:: Records to process ::

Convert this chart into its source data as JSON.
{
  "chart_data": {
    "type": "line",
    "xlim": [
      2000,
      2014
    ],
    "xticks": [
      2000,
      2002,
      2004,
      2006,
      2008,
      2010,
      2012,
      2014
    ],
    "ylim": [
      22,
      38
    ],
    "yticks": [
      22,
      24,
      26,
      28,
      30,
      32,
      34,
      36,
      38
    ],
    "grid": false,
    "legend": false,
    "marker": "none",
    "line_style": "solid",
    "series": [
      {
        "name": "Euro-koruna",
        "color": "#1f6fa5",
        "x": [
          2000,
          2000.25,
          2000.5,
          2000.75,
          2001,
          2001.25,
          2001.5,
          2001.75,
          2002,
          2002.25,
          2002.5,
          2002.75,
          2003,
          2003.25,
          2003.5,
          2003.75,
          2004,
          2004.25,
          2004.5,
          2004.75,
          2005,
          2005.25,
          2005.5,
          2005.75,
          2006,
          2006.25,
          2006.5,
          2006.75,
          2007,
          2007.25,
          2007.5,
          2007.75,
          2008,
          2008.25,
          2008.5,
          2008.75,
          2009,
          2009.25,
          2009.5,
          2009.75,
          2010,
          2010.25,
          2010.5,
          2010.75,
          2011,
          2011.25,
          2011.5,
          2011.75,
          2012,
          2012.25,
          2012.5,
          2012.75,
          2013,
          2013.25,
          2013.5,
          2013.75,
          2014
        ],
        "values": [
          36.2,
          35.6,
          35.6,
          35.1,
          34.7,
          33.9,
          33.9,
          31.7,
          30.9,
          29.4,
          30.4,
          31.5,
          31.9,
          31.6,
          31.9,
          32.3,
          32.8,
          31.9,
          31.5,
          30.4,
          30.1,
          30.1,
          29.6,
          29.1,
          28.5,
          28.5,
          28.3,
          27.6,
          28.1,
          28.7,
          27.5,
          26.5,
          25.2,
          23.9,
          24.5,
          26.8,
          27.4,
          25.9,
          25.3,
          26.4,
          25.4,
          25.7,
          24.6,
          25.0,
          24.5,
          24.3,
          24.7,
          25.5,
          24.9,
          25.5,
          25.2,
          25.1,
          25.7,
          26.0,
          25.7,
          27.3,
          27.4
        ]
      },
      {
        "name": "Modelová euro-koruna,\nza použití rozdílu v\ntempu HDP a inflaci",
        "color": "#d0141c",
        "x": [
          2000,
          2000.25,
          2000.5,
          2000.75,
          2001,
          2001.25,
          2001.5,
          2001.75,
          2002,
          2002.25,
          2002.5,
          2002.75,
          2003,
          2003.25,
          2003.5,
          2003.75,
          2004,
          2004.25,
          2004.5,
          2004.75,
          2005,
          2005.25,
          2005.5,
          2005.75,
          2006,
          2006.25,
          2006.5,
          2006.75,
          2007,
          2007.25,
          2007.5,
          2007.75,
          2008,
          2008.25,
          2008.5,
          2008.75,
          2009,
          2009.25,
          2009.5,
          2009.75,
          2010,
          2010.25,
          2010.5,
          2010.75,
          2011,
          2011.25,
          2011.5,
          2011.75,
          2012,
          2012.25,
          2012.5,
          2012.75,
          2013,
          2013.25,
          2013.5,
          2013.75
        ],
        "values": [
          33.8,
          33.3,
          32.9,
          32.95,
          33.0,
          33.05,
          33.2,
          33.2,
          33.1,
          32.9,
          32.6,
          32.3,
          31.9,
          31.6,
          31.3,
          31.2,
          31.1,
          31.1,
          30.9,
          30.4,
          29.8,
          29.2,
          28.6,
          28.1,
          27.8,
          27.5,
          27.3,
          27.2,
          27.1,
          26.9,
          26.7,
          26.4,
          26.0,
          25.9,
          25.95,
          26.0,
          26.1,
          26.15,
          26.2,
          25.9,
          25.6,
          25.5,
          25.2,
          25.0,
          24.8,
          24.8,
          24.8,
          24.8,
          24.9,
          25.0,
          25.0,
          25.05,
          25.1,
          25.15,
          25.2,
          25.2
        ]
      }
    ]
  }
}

:::

**Brief:** The entries above should be repeated exactly, every one of them.

**Full response:**
Convert this chart into its source data as JSON.
{
  "chart_data": {
    "type": "line",
    "xlim": [
      2000,
      2014
    ],
    "xticks": [
      2000,
      2002,
      2004,
      2006,
      2008,
      2010,
      2012,
      2014
    ],
    "ylim": [
      22,
      38
    ],
    "yticks": [
      22,
      24,
      26,
      28,
      30,
      32,
      34,
      36,
      38
    ],
    "grid": false,
    "legend": false,
    "marker": "none",
    "line_style": "solid",
    "series": [
      {
        "name": "Euro-koruna",
        "color": "#1f6fa5",
        "x": [
          2000,
          2000.25,
          2000.5,
          2000.75,
          2001,
          2001.25,
          2001.5,
          2001.75,
          2002,
          2002.25,
          2002.5,
          2002.75,
          2003,
          2003.25,
          2003.5,
          2003.75,
          2004,
          2004.25,
          2004.5,
          2004.75,
          2005,
          2005.25,
          2005.5,
          2005.75,
          2006,
          2006.25,
          2006.5,
          2006.75,
          2007,
          2007.25,
          2007.5,
          2007.75,
          2008,
          2008.25,
          2008.5,
          2008.75,
          2009,
          2009.25,
          2009.5,
          2009.75,
          2010,
          2010.25,
          2010.5,
          2010.75,
          2011,
          2011.25,
          2011.5,
          2011.75,
          2012,
          2012.25,
          2012.5,
          2012.75,
          2013,
          2013.25,
          2013.5,
          2013.75,
          2014
        ],
        "values": [
          36.2,
          35.6,
          35.6,
          35.1,
          34.7,
          33.9,
          33.9,
          31.7,
          30.9,
          29.4,
          30.4,
          31.5,
          31.9,
          31.6,
          31.9,
          32.3,
          32.8,
          31.9,
          31.5,
          30.4,
          30.1,
          30.1,
          29.6,
          29.1,
          28.5,
          28.5,
          28.3,
          27.6,
          28.1,
          28.7,
          27.5,
          26.5,
          25.2,
          23.9,
          24.5,
          26.8,
          27.4,
          25.9,
          25.3,
          26.4,
          25.4,
          25.7,
          24.6,
          25.0,
          24.5,
          24.3,
          24.7,
          25.5,
          24.9,
          25.5,
          25.2,
          25.1,
          25.7,
          26.0,
          25.7,
          27.3,
          27.4
        ]
      },
      {
        "name": "Modelová euro-koruna,\nza použití rozdílu v\ntempu HDP a inflaci",
        "color": "#d0141c",
        "x": [
          2000,
          2000.25,
          2000.5,
          2000.75,
          2001,
          2001.25,
          2001.5,
          2001.75,
          2002,
          2002.25,
          2002.5,
          2002.75,
          2003,
          2003.25,
          2003.5,
          2003.75,
          2004,
          2004.25,
          2004.5,
          2004.75,
          2005,
          2005.25,
          2005.5,
          2005.75,
          2006,
          2006.25,
          2006.5,
          2006.75,
          2007,
          2007.25,
          2007.5,
          2007.75,
          2008,
          2008.25,
          2008.5,
          2008.75,
          2009,
          2009.25,
          2009.5,
          2009.75,
          2010,
          2010.25,
          2010.5,
          2010.75,
          2011,
          2011.25,
          2011.5,
          2011.75,
          2012,
          2012.25,
          2012.5,
          2012.75,
          2013,
          2013.25,
          2013.5,
          2013.75
        ],
        "values": [
          33.8,
          33.3,
          32.9,
          32.95,
          33.0,
          33.05,
          33.2,
          33.2,
          33.1,
          32.9,
          32.6,
          32.3,
          31.9,
          31.6,
          31.3,
          31.2,
          31.1,
          31.1,
          30.9,
          30.4,
          29.8,
          29.2,
          28.6,
          28.1,
          27.8,
          27.5,
          27.3,
          27.2,
          27.1,
          26.9,
          26.7,
          26.4,
          26.0,
          25.9,
          25.95,
          26.0,
          26.1,
          26.15,
          26.2,
          25.9,
          25.6,
          25.5,
          25.2,
          25.0,
          24.8,
          24.8,
          24.8,
          24.8,
          24.9,
          25.0,
          25.0,
          25.05,
          25.1,
          25.15,
          25.2,
          25.2
        ]
      }
    ]
  }
}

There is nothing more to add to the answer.